- Data for processing
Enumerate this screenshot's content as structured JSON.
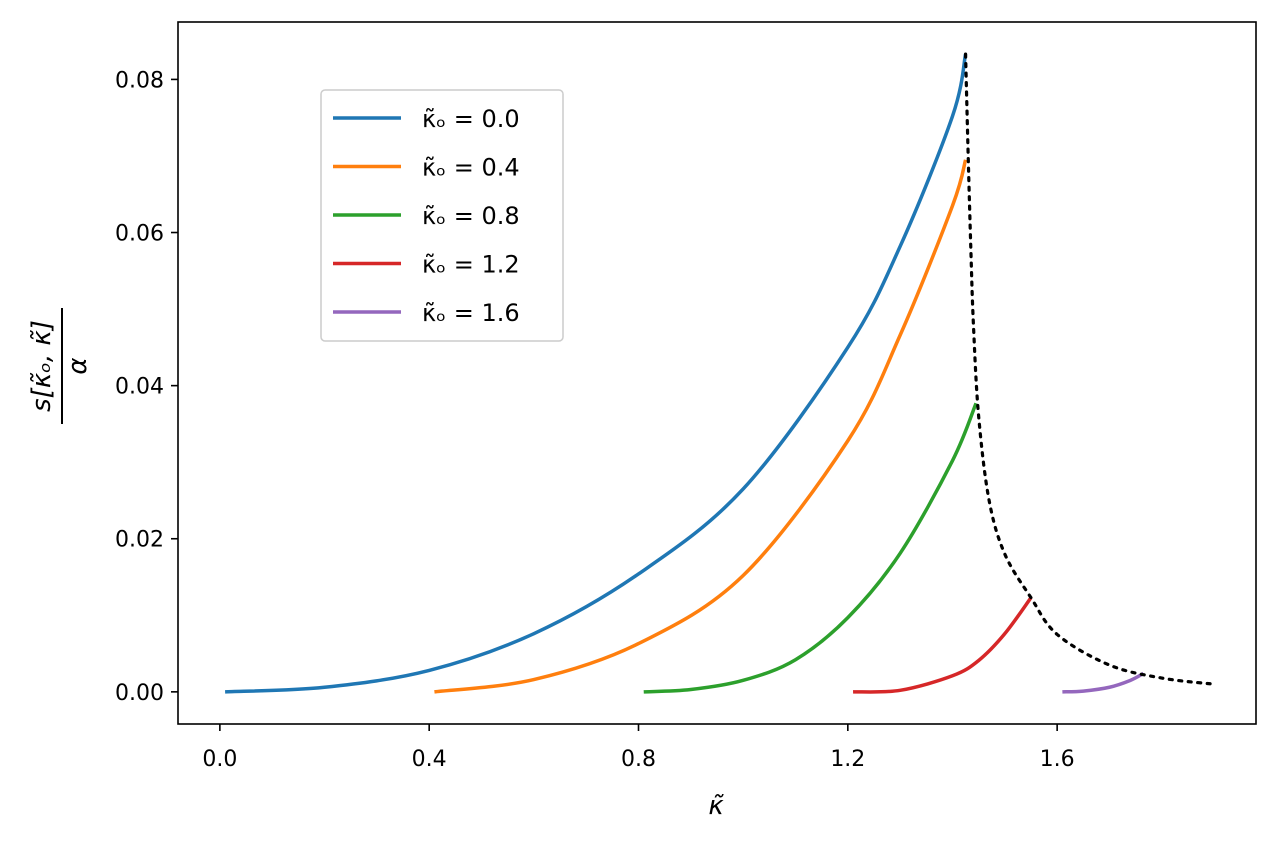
{
  "chart_data": {
    "type": "line",
    "title": "",
    "xlabel": "κ̃",
    "ylabel_numerator": "s[κ̃ₒ, κ̃]",
    "ylabel_denominator": "α",
    "xlim": [
      -0.08,
      1.98
    ],
    "ylim": [
      -0.0042,
      0.0875
    ],
    "xticks": [
      0.0,
      0.4,
      0.8,
      1.2,
      1.6
    ],
    "xtick_labels": [
      "0.0",
      "0.4",
      "0.8",
      "1.2",
      "1.6"
    ],
    "yticks": [
      0.0,
      0.02,
      0.04,
      0.06,
      0.08
    ],
    "ytick_labels": [
      "0.00",
      "0.02",
      "0.04",
      "0.06",
      "0.08"
    ],
    "grid": false,
    "legend_position": "upper-left",
    "series": [
      {
        "name": "κ̃ₒ = 0.0",
        "legend_label": "κ̃ₒ = 0.0",
        "color": "#1f77b4",
        "style": "solid",
        "x": [
          0.01,
          0.2,
          0.4,
          0.6,
          0.8,
          1.0,
          1.2,
          1.3,
          1.4,
          1.425
        ],
        "y": [
          0.0,
          0.0006,
          0.0028,
          0.0076,
          0.0154,
          0.0265,
          0.045,
          0.0582,
          0.0752,
          0.0833
        ]
      },
      {
        "name": "κ̃ₒ = 0.4",
        "legend_label": "κ̃ₒ = 0.4",
        "color": "#ff7f0e",
        "style": "solid",
        "x": [
          0.41,
          0.6,
          0.8,
          1.0,
          1.2,
          1.3,
          1.4,
          1.425
        ],
        "y": [
          0.0,
          0.0016,
          0.0063,
          0.0152,
          0.0328,
          0.0466,
          0.0635,
          0.0695
        ]
      },
      {
        "name": "κ̃ₒ = 0.8",
        "legend_label": "κ̃ₒ = 0.8",
        "color": "#2ca02c",
        "style": "solid",
        "x": [
          0.81,
          0.9,
          1.0,
          1.1,
          1.2,
          1.3,
          1.4,
          1.445
        ],
        "y": [
          0.0,
          0.0003,
          0.0015,
          0.0042,
          0.0097,
          0.0181,
          0.0302,
          0.0377
        ]
      },
      {
        "name": "κ̃ₒ = 1.2",
        "legend_label": "κ̃ₒ = 1.2",
        "color": "#d62728",
        "style": "solid",
        "x": [
          1.21,
          1.3,
          1.4,
          1.45,
          1.5,
          1.55
        ],
        "y": [
          0.0,
          0.0002,
          0.0021,
          0.0041,
          0.0076,
          0.0123
        ]
      },
      {
        "name": "κ̃ₒ = 1.6",
        "legend_label": "κ̃ₒ = 1.6",
        "color": "#9467bd",
        "style": "solid",
        "x": [
          1.61,
          1.65,
          1.7,
          1.74,
          1.765
        ],
        "y": [
          0.0,
          0.0001,
          0.0006,
          0.0015,
          0.0024
        ]
      },
      {
        "name": "",
        "color": "#000000",
        "style": "dotted",
        "x": [
          1.425,
          1.43,
          1.435,
          1.44,
          1.45,
          1.47,
          1.5,
          1.55,
          1.6,
          1.7,
          1.8,
          1.9
        ],
        "y": [
          0.0833,
          0.07,
          0.058,
          0.048,
          0.036,
          0.025,
          0.018,
          0.0123,
          0.0075,
          0.0035,
          0.0018,
          0.001
        ]
      }
    ]
  }
}
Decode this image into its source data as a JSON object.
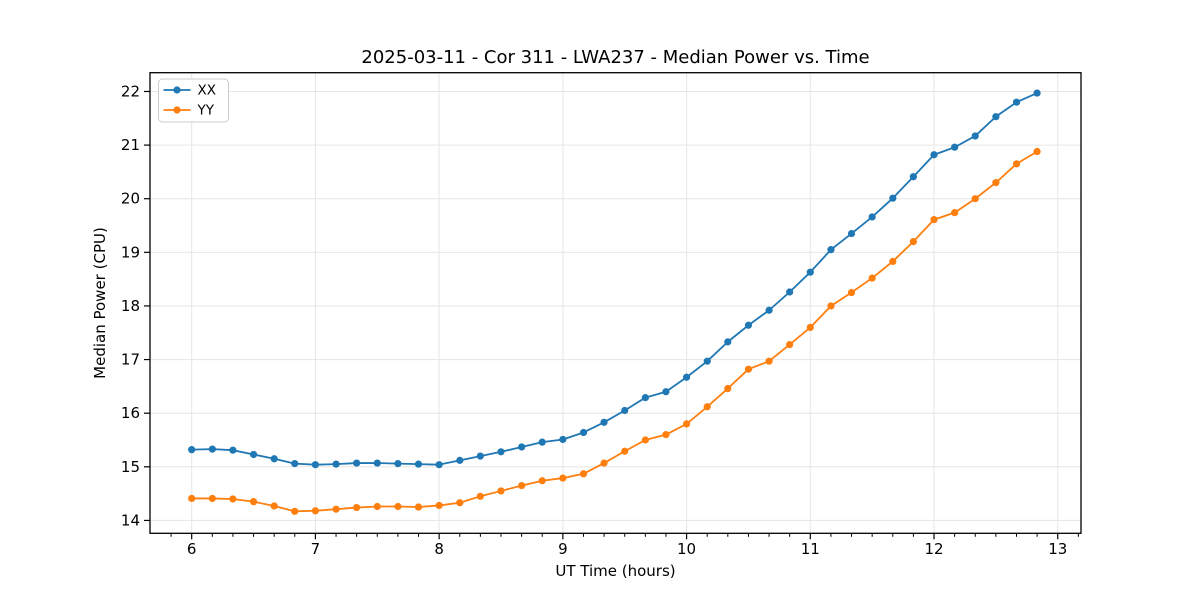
{
  "figure": {
    "background": "#ffffff",
    "plot_background": "#ffffff",
    "spine_color": "#000000",
    "grid_color": "#e6e6e6",
    "tick_color": "#000000"
  },
  "chart_data": {
    "type": "line",
    "title": "2025-03-11 - Cor 311 - LWA237 - Median Power vs. Time",
    "xlabel": "UT Time (hours)",
    "ylabel": "Median Power (CPU)",
    "xlim": [
      5.663,
      13.188
    ],
    "ylim": [
      13.76,
      22.35
    ],
    "x_ticks": [
      6,
      7,
      8,
      9,
      10,
      11,
      12,
      13
    ],
    "y_ticks": [
      14,
      15,
      16,
      17,
      18,
      19,
      20,
      21,
      22
    ],
    "x_minor_step": 0.166667,
    "grid": true,
    "legend_position": "upper left",
    "marker": "o",
    "x": [
      6.0,
      6.167,
      6.333,
      6.5,
      6.667,
      6.833,
      7.0,
      7.167,
      7.333,
      7.5,
      7.667,
      7.833,
      8.0,
      8.167,
      8.333,
      8.5,
      8.667,
      8.833,
      9.0,
      9.167,
      9.333,
      9.5,
      9.667,
      9.833,
      10.0,
      10.167,
      10.333,
      10.5,
      10.667,
      10.833,
      11.0,
      11.167,
      11.333,
      11.5,
      11.667,
      11.833,
      12.0,
      12.167,
      12.333,
      12.5,
      12.667,
      12.833
    ],
    "series": [
      {
        "name": "XX",
        "color": "#1f77b4",
        "values": [
          15.32,
          15.33,
          15.31,
          15.23,
          15.15,
          15.06,
          15.04,
          15.05,
          15.07,
          15.07,
          15.06,
          15.05,
          15.04,
          15.12,
          15.2,
          15.28,
          15.37,
          15.46,
          15.51,
          15.64,
          15.83,
          16.05,
          16.29,
          16.4,
          16.67,
          16.97,
          17.33,
          17.64,
          17.92,
          18.26,
          18.63,
          19.05,
          19.35,
          19.66,
          20.01,
          20.41,
          20.82,
          20.96,
          21.17,
          21.53,
          21.8,
          21.97
        ]
      },
      {
        "name": "YY",
        "color": "#ff7f0e",
        "values": [
          14.41,
          14.41,
          14.4,
          14.35,
          14.27,
          14.17,
          14.18,
          14.21,
          14.24,
          14.26,
          14.26,
          14.25,
          14.28,
          14.33,
          14.45,
          14.55,
          14.65,
          14.74,
          14.79,
          14.87,
          15.07,
          15.29,
          15.5,
          15.6,
          15.8,
          16.12,
          16.46,
          16.82,
          16.97,
          17.28,
          17.6,
          18.0,
          18.25,
          18.52,
          18.83,
          19.2,
          19.61,
          19.74,
          20.0,
          20.3,
          20.65,
          20.88
        ]
      }
    ]
  }
}
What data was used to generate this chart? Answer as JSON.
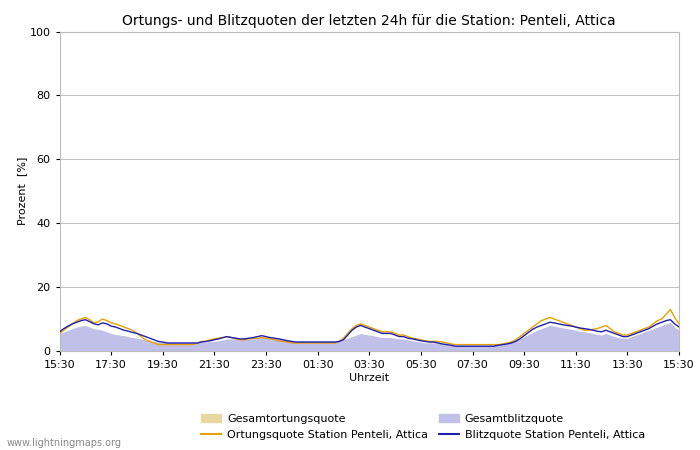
{
  "title": "Ortungs- und Blitzquoten der letzten 24h für die Station: Penteli, Attica",
  "xlabel": "Uhrzeit",
  "ylabel": "Prozent  [%]",
  "ylim": [
    0,
    100
  ],
  "yticks": [
    0,
    20,
    40,
    60,
    80,
    100
  ],
  "xtick_labels": [
    "15:30",
    "17:30",
    "19:30",
    "21:30",
    "23:30",
    "01:30",
    "03:30",
    "05:30",
    "07:30",
    "09:30",
    "11:30",
    "13:30",
    "15:30"
  ],
  "color_gesamtortung": "#e8d8a0",
  "color_ortung": "#e8a000",
  "color_gesamtblitz": "#c0c0e8",
  "color_blitz": "#2020b0",
  "legend_labels": [
    "Gesamtortungsquote",
    "Ortungsquote Station Penteli, Attica",
    "Gesamtblitzquote",
    "Blitzquote Station Penteli, Attica"
  ],
  "watermark": "www.lightningmaps.org",
  "background_color": "#ffffff",
  "plot_bg_color": "#ffffff",
  "grid_color": "#c0c0c0",
  "title_fontsize": 10,
  "label_fontsize": 8,
  "tick_fontsize": 8,
  "n_points": 145,
  "gesamtortung": [
    3.5,
    4.0,
    4.2,
    4.5,
    4.8,
    5.0,
    5.2,
    4.8,
    4.5,
    4.2,
    4.0,
    3.8,
    3.5,
    3.2,
    3.0,
    2.8,
    2.5,
    2.2,
    2.0,
    1.8,
    1.5,
    1.5,
    1.5,
    1.5,
    1.5,
    1.5,
    1.5,
    1.5,
    1.5,
    1.5,
    1.5,
    1.5,
    1.5,
    1.5,
    1.5,
    1.5,
    1.8,
    2.0,
    2.2,
    2.5,
    2.5,
    2.5,
    2.5,
    2.5,
    2.5,
    2.5,
    2.5,
    2.8,
    2.8,
    2.8,
    2.5,
    2.5,
    2.5,
    2.2,
    2.0,
    2.0,
    2.0,
    2.0,
    2.0,
    2.0,
    2.0,
    2.0,
    2.0,
    2.0,
    2.0,
    2.0,
    2.0,
    2.2,
    2.5,
    2.5,
    2.5,
    2.5,
    2.5,
    2.5,
    2.5,
    2.5,
    2.5,
    2.5,
    2.5,
    2.5,
    2.5,
    2.5,
    2.5,
    2.5,
    2.5,
    2.5,
    2.5,
    2.5,
    2.2,
    2.0,
    1.8,
    1.5,
    1.5,
    1.5,
    1.5,
    1.5,
    1.5,
    1.5,
    1.5,
    1.5,
    1.5,
    1.5,
    1.5,
    1.5,
    1.5,
    1.8,
    2.0,
    2.2,
    2.5,
    2.8,
    3.0,
    3.2,
    3.5,
    3.8,
    4.0,
    4.2,
    4.5,
    4.8,
    5.0,
    5.2,
    5.5,
    5.2,
    5.0,
    4.8,
    4.5,
    4.2,
    4.0,
    3.8,
    3.5,
    3.2,
    3.0,
    2.8,
    2.8,
    3.0,
    3.2,
    3.5,
    3.8,
    4.0,
    4.2,
    4.5,
    4.8,
    5.0,
    5.2,
    4.5,
    4.0
  ],
  "ortungsquote": [
    5.5,
    6.5,
    7.5,
    8.5,
    9.5,
    10.0,
    10.5,
    9.8,
    8.8,
    9.2,
    10.0,
    9.5,
    8.8,
    8.5,
    8.0,
    7.5,
    7.0,
    6.5,
    5.5,
    4.5,
    3.5,
    3.0,
    2.5,
    2.0,
    2.0,
    2.0,
    2.0,
    2.0,
    2.0,
    2.0,
    2.0,
    2.0,
    2.5,
    3.0,
    3.0,
    3.5,
    3.8,
    4.0,
    4.2,
    4.5,
    4.2,
    3.8,
    3.5,
    3.5,
    3.8,
    4.0,
    4.0,
    4.2,
    4.0,
    3.8,
    3.5,
    3.2,
    3.0,
    2.8,
    2.5,
    2.5,
    2.5,
    2.5,
    2.5,
    2.5,
    2.5,
    2.5,
    2.5,
    2.5,
    2.5,
    3.0,
    4.0,
    5.5,
    7.0,
    8.0,
    8.5,
    8.0,
    7.5,
    7.0,
    6.5,
    6.0,
    6.0,
    6.0,
    5.5,
    5.0,
    5.0,
    4.5,
    4.0,
    3.8,
    3.5,
    3.2,
    3.0,
    3.0,
    3.0,
    2.8,
    2.5,
    2.2,
    2.0,
    2.0,
    2.0,
    2.0,
    2.0,
    2.0,
    2.0,
    2.0,
    2.0,
    2.0,
    2.0,
    2.2,
    2.5,
    2.8,
    3.5,
    4.5,
    5.5,
    6.5,
    7.5,
    8.5,
    9.5,
    10.0,
    10.5,
    10.0,
    9.5,
    9.0,
    8.5,
    8.0,
    7.5,
    7.0,
    6.5,
    6.5,
    6.8,
    7.0,
    7.5,
    8.0,
    7.0,
    6.0,
    5.5,
    5.0,
    5.0,
    5.5,
    6.0,
    6.5,
    7.0,
    7.5,
    8.5,
    9.5,
    10.0,
    11.5,
    13.0,
    10.5,
    8.5
  ],
  "gesamtblitz": [
    5.5,
    6.0,
    6.5,
    7.0,
    7.5,
    7.8,
    8.0,
    7.5,
    7.0,
    6.8,
    6.5,
    6.0,
    5.5,
    5.2,
    5.0,
    4.8,
    4.5,
    4.2,
    4.0,
    3.8,
    3.5,
    3.2,
    3.0,
    2.8,
    2.8,
    2.8,
    2.8,
    2.8,
    2.8,
    2.8,
    2.8,
    2.8,
    2.8,
    2.8,
    2.8,
    3.0,
    3.0,
    3.2,
    3.5,
    3.8,
    3.8,
    3.8,
    3.8,
    3.8,
    3.8,
    3.8,
    4.0,
    4.2,
    4.2,
    4.0,
    3.8,
    3.8,
    3.8,
    3.5,
    3.2,
    3.2,
    3.2,
    3.2,
    3.2,
    3.2,
    3.2,
    3.2,
    3.2,
    3.2,
    3.0,
    3.2,
    3.5,
    4.0,
    4.5,
    5.0,
    5.5,
    5.2,
    5.0,
    4.8,
    4.5,
    4.2,
    4.2,
    4.2,
    4.0,
    3.8,
    3.8,
    3.5,
    3.2,
    3.0,
    2.8,
    2.5,
    2.5,
    2.5,
    2.5,
    2.2,
    2.0,
    1.8,
    1.8,
    1.8,
    1.8,
    1.8,
    1.8,
    1.8,
    1.8,
    1.8,
    1.8,
    1.8,
    2.0,
    2.2,
    2.5,
    2.8,
    3.2,
    3.8,
    4.5,
    5.2,
    5.8,
    6.5,
    7.0,
    7.5,
    8.0,
    7.8,
    7.5,
    7.2,
    7.0,
    6.8,
    6.5,
    6.2,
    6.0,
    5.8,
    5.5,
    5.2,
    5.0,
    5.5,
    5.0,
    4.5,
    4.2,
    4.0,
    4.0,
    4.5,
    5.0,
    5.5,
    6.0,
    6.5,
    7.0,
    7.5,
    8.0,
    8.5,
    9.0,
    7.5,
    6.5
  ],
  "blitzquote": [
    6.0,
    7.0,
    7.8,
    8.5,
    9.0,
    9.5,
    9.8,
    9.2,
    8.5,
    8.2,
    8.8,
    8.5,
    7.8,
    7.5,
    7.0,
    6.5,
    6.2,
    5.8,
    5.5,
    5.0,
    4.5,
    4.0,
    3.5,
    3.0,
    2.8,
    2.5,
    2.5,
    2.5,
    2.5,
    2.5,
    2.5,
    2.5,
    2.5,
    2.8,
    3.0,
    3.2,
    3.5,
    3.8,
    4.2,
    4.5,
    4.2,
    4.0,
    3.8,
    3.8,
    4.0,
    4.2,
    4.5,
    4.8,
    4.5,
    4.2,
    4.0,
    3.8,
    3.5,
    3.2,
    3.0,
    2.8,
    2.8,
    2.8,
    2.8,
    2.8,
    2.8,
    2.8,
    2.8,
    2.8,
    2.8,
    3.0,
    3.5,
    5.0,
    6.5,
    7.5,
    8.0,
    7.5,
    7.0,
    6.5,
    6.0,
    5.5,
    5.5,
    5.5,
    5.0,
    4.5,
    4.5,
    4.0,
    3.8,
    3.5,
    3.2,
    3.0,
    2.8,
    2.8,
    2.5,
    2.2,
    2.0,
    1.8,
    1.5,
    1.5,
    1.5,
    1.5,
    1.5,
    1.5,
    1.5,
    1.5,
    1.5,
    1.5,
    1.8,
    2.0,
    2.2,
    2.5,
    3.0,
    3.8,
    4.8,
    5.8,
    6.8,
    7.5,
    8.0,
    8.5,
    9.0,
    8.8,
    8.5,
    8.2,
    8.0,
    7.8,
    7.5,
    7.2,
    7.0,
    6.8,
    6.5,
    6.2,
    6.0,
    6.5,
    6.0,
    5.5,
    5.0,
    4.5,
    4.5,
    5.0,
    5.5,
    6.0,
    6.5,
    7.0,
    7.8,
    8.5,
    9.0,
    9.5,
    9.8,
    8.5,
    7.5
  ]
}
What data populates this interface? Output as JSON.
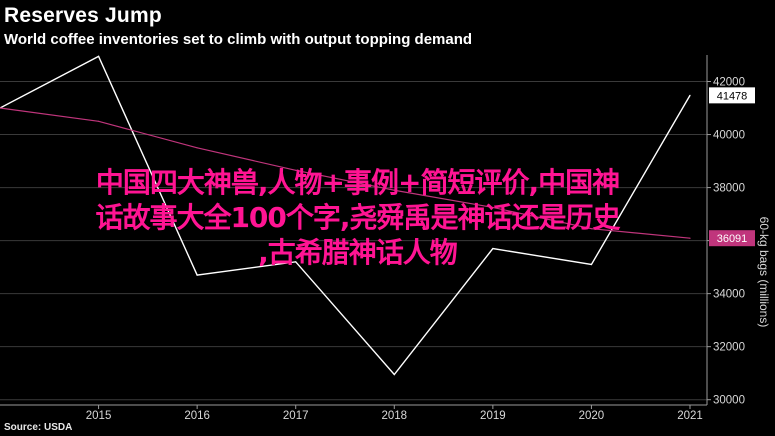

- Stated goal
Show every line from the entries above in which "Time" appears.

- Exercise solution
    "title": "2025-03-11 - Cor 311 - LWA237 - Median Power vs. Time",
    "xlabel": "UT Time (hours)",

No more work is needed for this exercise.